Show, in full, each line of the data that contains "pocket".
BEGIN DATA SHOWN
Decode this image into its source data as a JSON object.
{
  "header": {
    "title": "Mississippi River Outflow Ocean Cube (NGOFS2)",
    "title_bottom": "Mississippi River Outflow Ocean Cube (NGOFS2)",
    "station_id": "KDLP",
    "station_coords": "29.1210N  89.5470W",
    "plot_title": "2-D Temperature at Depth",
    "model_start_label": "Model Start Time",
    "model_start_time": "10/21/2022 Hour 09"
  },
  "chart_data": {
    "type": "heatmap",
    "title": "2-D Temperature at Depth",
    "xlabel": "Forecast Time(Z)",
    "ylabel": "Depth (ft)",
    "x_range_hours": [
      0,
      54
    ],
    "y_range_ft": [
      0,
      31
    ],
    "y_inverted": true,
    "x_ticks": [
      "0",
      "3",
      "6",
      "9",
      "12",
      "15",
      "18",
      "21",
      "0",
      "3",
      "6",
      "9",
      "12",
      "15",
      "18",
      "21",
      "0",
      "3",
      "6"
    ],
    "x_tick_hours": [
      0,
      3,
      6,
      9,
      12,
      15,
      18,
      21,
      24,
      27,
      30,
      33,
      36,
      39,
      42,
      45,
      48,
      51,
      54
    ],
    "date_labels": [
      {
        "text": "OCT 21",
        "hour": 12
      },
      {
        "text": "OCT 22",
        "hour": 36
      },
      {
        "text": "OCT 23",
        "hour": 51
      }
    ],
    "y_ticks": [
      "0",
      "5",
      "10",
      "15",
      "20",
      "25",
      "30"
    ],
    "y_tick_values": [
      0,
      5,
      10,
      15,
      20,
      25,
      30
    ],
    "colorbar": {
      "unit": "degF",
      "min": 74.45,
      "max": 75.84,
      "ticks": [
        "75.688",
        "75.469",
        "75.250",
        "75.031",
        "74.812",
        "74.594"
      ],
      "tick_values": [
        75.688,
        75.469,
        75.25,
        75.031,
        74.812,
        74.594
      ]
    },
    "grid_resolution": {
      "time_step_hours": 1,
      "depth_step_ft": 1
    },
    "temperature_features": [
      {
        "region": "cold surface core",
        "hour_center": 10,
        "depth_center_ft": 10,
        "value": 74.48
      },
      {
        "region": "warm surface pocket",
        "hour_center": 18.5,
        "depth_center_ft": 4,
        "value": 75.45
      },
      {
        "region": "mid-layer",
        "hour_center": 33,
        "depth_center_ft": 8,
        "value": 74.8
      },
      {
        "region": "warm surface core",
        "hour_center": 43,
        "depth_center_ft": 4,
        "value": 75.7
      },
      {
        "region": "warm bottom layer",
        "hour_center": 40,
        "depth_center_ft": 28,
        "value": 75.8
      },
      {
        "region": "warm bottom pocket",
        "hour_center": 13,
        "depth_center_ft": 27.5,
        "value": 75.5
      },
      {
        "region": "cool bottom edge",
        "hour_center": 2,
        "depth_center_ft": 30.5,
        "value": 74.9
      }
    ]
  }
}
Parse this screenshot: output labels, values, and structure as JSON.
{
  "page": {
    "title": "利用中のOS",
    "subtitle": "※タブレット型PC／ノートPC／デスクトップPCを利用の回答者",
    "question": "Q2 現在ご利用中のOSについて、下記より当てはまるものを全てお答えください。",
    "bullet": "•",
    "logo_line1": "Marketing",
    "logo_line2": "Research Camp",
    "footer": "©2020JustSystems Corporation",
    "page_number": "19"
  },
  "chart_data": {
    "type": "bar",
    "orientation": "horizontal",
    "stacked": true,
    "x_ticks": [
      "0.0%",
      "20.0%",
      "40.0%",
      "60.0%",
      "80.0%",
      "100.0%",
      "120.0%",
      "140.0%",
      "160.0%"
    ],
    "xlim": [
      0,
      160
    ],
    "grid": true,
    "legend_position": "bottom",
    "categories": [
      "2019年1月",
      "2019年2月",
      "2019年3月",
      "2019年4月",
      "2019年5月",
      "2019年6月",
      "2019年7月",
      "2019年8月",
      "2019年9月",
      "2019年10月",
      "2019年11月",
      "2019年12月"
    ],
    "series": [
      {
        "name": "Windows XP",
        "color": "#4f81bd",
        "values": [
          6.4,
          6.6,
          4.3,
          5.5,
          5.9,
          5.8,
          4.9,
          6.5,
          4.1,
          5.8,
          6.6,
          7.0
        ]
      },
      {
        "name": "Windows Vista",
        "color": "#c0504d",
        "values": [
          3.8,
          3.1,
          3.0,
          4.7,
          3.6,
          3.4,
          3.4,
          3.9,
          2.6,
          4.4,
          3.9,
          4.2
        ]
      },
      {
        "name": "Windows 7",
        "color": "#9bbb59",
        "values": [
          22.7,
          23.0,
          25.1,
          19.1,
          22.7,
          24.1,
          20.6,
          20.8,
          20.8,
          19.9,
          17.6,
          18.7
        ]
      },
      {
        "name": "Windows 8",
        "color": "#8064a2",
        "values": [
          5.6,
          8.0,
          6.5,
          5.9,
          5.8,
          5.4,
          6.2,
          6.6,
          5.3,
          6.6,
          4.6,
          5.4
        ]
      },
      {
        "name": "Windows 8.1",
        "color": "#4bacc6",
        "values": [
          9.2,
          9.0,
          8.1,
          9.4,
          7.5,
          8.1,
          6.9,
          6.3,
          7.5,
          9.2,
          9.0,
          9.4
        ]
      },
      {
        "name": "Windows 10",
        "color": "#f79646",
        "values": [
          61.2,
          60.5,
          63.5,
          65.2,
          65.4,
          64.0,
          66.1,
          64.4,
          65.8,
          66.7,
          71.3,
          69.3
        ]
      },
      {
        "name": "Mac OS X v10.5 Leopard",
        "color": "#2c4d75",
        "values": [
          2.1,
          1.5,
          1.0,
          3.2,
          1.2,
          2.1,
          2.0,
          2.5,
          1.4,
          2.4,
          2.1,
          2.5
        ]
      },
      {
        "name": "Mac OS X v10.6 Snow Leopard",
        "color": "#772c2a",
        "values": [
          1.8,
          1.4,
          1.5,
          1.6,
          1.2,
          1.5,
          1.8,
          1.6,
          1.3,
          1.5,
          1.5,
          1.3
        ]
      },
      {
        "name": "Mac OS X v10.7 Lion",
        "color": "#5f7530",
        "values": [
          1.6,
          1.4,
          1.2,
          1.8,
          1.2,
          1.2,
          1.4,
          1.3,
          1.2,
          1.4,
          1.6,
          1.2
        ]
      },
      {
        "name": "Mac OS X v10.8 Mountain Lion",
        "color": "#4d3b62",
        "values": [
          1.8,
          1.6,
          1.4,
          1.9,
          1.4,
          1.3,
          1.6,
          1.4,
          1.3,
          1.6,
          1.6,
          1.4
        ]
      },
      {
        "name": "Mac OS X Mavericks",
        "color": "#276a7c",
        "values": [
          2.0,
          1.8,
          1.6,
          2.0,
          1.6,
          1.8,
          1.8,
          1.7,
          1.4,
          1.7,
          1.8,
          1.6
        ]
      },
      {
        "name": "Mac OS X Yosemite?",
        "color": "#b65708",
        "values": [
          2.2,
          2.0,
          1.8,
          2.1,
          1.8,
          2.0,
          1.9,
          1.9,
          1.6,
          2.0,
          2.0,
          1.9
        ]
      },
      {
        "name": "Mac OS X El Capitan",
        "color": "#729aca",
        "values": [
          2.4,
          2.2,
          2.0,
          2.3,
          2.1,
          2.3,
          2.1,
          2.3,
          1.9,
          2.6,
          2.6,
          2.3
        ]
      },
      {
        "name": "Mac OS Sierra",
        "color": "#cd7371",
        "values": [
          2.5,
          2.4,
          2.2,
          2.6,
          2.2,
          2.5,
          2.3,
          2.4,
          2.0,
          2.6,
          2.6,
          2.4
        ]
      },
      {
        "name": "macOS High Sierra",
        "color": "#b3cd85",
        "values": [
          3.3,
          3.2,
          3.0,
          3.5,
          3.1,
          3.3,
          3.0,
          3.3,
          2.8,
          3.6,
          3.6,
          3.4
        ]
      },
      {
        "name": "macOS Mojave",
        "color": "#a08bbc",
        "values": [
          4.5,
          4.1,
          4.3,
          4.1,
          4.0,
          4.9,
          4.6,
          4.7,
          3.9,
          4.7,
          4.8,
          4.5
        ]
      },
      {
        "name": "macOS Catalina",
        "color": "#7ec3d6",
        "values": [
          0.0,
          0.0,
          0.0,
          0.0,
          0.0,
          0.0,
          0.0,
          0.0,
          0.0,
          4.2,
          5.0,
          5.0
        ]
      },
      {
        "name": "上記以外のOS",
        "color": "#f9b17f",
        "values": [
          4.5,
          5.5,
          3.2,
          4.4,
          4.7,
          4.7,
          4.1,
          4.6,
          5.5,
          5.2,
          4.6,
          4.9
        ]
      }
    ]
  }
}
END DATA SHOWN
• TASK RESPONSE:
        "region": "warm surface pocket",
        "region": "warm bottom pocket",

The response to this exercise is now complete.